=== Given instruction ===
Search the listing below for the string "Operations" and show each line that contains it.

===== Material shown

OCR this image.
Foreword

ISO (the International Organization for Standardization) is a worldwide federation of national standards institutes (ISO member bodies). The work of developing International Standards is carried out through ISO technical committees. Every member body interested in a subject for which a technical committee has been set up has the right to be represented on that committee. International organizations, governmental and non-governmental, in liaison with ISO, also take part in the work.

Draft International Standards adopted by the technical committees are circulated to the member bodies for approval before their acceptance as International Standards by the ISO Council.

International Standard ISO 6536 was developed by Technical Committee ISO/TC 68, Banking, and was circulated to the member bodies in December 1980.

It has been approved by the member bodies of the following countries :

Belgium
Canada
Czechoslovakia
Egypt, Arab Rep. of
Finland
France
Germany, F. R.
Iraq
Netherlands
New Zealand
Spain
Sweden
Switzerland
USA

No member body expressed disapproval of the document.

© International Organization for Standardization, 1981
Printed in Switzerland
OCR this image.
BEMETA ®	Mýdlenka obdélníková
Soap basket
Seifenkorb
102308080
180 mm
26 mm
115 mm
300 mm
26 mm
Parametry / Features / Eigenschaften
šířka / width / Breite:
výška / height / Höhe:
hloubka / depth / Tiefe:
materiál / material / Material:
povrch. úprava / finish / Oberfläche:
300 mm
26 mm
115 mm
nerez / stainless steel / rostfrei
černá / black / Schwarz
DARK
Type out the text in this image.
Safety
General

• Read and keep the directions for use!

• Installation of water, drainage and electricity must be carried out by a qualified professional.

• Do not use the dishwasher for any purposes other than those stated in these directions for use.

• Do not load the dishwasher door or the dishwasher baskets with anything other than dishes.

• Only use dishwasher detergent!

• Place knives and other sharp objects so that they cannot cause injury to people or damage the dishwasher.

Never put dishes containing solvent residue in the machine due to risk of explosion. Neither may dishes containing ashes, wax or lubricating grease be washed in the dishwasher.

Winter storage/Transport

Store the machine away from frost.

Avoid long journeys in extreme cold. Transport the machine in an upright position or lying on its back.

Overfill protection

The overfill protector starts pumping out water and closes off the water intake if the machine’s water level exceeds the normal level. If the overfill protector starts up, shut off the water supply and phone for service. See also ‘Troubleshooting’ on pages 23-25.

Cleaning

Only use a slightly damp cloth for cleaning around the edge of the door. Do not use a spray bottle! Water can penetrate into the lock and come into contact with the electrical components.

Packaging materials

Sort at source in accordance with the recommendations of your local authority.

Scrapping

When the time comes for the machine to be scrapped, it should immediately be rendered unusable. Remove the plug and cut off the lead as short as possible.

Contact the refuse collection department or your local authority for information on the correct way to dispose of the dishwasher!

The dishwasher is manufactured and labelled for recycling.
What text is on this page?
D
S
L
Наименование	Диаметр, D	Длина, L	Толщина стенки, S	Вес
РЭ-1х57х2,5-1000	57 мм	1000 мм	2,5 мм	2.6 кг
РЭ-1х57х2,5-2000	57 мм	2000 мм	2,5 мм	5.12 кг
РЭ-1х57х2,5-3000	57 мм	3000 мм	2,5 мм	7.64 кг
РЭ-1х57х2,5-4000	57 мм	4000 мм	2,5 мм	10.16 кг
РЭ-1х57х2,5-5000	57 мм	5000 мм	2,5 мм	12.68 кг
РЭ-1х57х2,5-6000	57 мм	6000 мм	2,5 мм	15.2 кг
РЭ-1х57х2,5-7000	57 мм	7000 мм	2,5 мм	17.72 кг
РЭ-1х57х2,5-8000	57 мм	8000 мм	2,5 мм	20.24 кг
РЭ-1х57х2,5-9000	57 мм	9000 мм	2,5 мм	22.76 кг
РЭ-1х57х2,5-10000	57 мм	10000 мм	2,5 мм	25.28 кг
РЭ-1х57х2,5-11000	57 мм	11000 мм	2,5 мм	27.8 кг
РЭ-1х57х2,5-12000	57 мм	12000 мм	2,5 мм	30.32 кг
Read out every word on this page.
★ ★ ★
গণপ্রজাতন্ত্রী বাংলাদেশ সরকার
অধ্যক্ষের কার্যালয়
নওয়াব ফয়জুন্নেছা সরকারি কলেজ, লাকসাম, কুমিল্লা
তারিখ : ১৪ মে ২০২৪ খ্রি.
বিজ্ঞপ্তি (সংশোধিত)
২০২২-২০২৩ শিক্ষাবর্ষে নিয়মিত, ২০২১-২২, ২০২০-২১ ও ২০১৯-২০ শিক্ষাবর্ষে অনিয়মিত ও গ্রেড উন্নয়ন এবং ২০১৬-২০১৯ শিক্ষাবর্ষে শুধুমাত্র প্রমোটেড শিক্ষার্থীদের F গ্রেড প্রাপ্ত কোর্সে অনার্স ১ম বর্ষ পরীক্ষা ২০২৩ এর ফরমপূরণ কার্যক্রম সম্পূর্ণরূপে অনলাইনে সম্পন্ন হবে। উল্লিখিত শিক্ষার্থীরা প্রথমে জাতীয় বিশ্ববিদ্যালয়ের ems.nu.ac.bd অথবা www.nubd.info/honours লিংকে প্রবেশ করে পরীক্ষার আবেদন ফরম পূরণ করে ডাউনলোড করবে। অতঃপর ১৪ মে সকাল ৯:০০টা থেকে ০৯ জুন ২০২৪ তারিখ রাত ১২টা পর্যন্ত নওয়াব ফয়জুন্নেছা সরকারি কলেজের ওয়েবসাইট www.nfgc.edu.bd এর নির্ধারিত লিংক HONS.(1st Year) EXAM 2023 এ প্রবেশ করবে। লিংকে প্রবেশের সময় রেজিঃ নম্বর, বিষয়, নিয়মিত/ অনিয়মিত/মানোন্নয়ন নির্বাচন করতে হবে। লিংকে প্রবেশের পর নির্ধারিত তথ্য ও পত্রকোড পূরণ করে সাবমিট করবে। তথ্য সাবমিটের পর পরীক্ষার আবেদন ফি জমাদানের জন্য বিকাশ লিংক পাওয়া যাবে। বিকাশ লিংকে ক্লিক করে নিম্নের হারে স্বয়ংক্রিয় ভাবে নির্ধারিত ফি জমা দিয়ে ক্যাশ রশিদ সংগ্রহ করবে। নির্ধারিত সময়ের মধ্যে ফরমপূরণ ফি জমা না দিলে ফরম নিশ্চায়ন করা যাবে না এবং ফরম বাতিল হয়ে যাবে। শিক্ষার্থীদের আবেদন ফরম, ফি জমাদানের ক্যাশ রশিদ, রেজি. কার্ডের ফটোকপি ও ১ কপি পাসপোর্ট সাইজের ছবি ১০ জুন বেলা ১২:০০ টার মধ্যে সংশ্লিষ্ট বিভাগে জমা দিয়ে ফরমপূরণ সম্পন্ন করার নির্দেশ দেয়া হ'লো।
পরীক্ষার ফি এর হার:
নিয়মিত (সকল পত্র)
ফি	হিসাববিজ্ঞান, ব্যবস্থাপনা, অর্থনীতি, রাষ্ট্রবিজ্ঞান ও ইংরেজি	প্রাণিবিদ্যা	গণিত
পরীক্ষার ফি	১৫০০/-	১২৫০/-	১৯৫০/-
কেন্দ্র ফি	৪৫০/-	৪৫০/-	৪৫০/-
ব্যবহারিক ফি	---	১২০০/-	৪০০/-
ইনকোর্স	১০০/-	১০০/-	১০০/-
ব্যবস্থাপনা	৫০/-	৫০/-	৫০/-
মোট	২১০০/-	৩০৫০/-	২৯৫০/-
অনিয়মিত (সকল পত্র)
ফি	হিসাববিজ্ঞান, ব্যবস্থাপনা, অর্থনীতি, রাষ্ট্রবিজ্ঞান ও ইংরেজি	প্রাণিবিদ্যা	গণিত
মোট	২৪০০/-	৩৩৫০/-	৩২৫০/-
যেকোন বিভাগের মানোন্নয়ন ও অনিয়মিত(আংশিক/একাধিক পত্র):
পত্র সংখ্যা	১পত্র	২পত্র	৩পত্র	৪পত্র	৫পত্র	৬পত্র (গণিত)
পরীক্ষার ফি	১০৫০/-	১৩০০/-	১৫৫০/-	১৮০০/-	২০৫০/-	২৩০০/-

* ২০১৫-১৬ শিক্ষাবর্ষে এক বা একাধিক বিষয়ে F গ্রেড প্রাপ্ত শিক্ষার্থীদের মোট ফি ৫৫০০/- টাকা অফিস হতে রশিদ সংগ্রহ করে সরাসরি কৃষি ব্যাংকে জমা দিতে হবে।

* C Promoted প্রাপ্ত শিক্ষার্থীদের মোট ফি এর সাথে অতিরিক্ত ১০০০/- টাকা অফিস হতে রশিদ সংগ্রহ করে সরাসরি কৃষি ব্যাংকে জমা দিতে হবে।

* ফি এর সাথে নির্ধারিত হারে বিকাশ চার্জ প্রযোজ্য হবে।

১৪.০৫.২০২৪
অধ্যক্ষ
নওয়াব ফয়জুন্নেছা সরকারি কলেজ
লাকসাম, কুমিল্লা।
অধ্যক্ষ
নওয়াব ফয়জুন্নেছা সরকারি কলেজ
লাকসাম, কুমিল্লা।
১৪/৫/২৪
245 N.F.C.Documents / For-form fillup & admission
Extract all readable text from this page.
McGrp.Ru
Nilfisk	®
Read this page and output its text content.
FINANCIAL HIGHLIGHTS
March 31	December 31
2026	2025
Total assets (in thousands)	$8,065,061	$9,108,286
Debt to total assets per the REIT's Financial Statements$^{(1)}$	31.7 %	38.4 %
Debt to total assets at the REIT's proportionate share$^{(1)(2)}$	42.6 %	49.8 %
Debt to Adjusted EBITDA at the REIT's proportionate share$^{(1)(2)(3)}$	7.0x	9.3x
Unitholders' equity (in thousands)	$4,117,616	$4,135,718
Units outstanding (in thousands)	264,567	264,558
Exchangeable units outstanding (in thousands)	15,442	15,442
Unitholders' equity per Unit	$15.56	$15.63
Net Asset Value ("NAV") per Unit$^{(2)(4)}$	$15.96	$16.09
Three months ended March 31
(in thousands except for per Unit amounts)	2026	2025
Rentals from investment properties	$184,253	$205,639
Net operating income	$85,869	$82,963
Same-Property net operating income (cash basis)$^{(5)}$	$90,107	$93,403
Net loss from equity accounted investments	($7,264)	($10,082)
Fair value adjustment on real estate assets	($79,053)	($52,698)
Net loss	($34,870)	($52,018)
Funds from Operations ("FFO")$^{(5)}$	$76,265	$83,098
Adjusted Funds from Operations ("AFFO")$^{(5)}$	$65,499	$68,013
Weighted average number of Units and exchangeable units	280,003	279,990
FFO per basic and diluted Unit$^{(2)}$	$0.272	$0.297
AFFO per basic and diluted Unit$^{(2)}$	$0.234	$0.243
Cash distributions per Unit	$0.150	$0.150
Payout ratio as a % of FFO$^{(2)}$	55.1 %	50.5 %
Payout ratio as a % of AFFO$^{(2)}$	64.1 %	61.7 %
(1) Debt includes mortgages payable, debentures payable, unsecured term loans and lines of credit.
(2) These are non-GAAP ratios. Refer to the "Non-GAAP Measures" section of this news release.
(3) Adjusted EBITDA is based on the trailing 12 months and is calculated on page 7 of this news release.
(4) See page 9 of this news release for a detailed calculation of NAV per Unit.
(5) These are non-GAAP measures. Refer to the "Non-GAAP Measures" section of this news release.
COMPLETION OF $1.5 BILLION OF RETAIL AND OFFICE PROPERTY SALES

==========

=== The answer ===
Funds from Operations ("FFO")$^{(5)}$	$76,265	$83,098
Adjusted Funds from Operations ("AFFO")$^{(5)}$	$65,499	$68,013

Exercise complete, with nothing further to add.